WHAT THIS TASK INVOLVES: Every line below that contains "JSON" is to be copied.

+++ RAW RECORDS +++

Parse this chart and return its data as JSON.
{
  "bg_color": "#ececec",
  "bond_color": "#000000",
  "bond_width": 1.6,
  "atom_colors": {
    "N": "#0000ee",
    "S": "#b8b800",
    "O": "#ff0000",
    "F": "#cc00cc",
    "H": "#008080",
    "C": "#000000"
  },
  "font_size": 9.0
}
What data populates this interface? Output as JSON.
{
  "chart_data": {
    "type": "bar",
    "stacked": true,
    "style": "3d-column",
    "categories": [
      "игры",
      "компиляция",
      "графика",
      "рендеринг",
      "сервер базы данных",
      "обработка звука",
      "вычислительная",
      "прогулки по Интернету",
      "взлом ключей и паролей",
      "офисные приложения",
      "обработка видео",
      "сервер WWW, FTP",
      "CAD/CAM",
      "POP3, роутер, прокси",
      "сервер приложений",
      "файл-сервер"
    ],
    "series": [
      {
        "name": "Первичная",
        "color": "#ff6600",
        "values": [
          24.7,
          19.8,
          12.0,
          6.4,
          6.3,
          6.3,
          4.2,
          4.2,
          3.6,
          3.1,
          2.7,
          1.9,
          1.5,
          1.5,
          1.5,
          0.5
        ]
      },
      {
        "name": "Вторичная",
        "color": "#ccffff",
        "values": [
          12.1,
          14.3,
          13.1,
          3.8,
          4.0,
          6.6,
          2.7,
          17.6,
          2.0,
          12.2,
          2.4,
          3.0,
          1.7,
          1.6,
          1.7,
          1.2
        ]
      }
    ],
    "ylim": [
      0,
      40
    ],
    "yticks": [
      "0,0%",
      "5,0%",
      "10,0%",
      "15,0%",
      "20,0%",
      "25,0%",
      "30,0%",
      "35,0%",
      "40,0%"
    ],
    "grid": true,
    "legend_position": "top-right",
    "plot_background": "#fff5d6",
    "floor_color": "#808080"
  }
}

+++

REPLY TO THE EXERCISE:
Parse this chart and return its data as JSON.
What data populates this interface? Output as JSON.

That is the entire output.